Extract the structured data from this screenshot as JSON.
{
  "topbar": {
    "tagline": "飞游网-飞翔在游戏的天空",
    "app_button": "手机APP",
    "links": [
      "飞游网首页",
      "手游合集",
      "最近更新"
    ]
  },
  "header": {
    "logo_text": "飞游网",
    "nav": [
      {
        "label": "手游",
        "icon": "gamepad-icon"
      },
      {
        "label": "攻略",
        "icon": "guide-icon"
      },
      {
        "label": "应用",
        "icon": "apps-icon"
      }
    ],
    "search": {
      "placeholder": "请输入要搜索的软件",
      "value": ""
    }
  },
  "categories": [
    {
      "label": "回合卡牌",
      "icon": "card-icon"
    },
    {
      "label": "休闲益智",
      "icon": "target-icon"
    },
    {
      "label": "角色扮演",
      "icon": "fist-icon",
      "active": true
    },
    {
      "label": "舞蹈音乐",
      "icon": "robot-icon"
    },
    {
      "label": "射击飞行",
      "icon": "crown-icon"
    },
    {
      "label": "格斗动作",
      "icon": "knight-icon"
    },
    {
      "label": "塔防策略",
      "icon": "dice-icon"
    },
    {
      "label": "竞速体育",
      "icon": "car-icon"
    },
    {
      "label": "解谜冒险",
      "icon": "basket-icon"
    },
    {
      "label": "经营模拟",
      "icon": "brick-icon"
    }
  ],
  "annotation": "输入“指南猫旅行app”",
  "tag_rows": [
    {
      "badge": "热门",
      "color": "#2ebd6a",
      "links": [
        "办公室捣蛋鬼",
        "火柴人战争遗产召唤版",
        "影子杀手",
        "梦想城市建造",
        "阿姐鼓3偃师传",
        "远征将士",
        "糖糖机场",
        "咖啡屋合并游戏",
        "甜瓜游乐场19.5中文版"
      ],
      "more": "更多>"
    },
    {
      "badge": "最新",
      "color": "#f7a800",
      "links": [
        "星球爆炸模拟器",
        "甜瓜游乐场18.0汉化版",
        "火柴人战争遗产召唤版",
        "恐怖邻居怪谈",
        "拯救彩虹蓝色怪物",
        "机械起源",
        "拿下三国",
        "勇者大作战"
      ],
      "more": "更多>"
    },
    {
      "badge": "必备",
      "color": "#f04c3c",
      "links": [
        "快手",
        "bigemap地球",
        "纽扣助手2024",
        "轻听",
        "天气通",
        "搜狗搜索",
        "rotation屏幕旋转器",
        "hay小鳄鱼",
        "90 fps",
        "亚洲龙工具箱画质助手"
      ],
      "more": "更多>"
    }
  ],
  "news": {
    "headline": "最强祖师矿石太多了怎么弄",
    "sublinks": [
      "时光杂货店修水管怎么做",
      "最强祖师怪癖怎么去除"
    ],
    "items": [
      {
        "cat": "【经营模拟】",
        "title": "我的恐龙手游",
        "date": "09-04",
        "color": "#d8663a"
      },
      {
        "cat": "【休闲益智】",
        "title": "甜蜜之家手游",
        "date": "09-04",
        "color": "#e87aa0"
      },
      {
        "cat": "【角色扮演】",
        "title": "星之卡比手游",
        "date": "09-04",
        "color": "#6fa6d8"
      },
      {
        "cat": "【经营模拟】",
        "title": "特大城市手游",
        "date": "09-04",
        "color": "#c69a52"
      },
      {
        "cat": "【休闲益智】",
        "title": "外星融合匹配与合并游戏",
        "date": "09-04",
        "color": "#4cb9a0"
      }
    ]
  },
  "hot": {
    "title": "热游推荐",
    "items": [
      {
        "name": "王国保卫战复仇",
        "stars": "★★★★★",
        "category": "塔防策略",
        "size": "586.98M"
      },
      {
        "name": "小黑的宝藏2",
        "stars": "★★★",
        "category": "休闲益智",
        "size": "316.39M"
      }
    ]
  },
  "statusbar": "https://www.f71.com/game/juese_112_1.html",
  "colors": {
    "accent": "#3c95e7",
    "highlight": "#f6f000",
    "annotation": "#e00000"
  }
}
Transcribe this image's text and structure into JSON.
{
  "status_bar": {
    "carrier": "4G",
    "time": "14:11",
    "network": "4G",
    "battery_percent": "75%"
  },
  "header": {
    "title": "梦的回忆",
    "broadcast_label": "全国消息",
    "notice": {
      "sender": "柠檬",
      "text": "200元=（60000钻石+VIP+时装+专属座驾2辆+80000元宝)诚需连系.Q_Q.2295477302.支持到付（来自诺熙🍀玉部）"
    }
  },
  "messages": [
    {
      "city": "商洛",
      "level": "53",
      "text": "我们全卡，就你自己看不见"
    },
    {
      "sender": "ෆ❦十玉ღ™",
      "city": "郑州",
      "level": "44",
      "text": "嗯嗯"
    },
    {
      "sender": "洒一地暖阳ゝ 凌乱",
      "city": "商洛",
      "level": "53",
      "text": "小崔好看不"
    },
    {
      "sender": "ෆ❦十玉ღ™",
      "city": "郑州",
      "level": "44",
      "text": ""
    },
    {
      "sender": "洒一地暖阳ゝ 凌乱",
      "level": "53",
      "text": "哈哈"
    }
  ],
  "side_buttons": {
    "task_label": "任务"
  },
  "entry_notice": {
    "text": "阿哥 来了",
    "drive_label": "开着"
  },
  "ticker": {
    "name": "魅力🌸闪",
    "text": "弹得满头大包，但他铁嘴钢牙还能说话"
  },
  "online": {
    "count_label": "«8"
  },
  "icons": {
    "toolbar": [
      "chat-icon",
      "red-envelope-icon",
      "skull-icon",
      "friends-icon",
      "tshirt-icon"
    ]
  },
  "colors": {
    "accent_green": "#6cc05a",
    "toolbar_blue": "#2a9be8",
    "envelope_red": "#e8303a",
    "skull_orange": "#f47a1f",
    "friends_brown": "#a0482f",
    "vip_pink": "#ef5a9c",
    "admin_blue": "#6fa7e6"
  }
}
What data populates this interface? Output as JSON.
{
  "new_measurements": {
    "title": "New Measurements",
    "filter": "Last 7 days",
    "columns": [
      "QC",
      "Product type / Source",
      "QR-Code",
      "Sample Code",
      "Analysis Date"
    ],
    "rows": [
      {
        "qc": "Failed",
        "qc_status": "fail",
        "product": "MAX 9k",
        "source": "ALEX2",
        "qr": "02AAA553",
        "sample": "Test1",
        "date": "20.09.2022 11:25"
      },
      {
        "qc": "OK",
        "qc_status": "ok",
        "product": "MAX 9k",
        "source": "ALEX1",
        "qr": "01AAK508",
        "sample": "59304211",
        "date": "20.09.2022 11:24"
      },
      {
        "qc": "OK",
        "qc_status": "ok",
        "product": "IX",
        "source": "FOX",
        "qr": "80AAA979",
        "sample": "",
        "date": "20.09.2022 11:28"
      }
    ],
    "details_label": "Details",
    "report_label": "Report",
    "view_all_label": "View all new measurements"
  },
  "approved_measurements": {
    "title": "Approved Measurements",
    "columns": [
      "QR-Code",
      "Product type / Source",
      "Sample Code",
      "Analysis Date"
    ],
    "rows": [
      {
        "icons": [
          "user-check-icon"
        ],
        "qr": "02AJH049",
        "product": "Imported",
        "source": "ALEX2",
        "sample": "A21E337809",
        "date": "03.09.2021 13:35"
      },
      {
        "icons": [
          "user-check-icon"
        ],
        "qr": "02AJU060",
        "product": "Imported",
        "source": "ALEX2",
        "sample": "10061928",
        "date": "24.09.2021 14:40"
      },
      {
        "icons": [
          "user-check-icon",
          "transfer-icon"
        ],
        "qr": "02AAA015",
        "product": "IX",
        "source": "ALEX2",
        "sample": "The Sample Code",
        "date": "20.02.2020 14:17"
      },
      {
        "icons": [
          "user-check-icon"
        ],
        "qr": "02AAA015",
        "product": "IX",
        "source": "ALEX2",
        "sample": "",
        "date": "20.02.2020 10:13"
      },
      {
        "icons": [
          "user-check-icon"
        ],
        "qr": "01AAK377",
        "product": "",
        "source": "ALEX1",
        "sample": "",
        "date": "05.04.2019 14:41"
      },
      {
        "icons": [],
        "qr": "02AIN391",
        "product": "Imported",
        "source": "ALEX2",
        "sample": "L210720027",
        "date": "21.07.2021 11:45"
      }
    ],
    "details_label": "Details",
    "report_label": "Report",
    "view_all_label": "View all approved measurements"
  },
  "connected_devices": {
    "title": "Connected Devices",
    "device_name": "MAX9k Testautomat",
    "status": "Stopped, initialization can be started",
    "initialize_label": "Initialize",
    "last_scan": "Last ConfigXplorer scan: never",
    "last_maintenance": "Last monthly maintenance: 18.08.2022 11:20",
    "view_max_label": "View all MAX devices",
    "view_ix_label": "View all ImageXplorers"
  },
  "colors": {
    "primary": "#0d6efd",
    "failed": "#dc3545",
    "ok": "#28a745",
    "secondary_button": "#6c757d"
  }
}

### Aim of the task
Look through the entries above and report each line where the string "休闲益智" occurs.

### Response
      "label": "休闲益智",
        "cat": "【休闲益智】",
        "cat": "【休闲益智】",
        "category": "休闲益智",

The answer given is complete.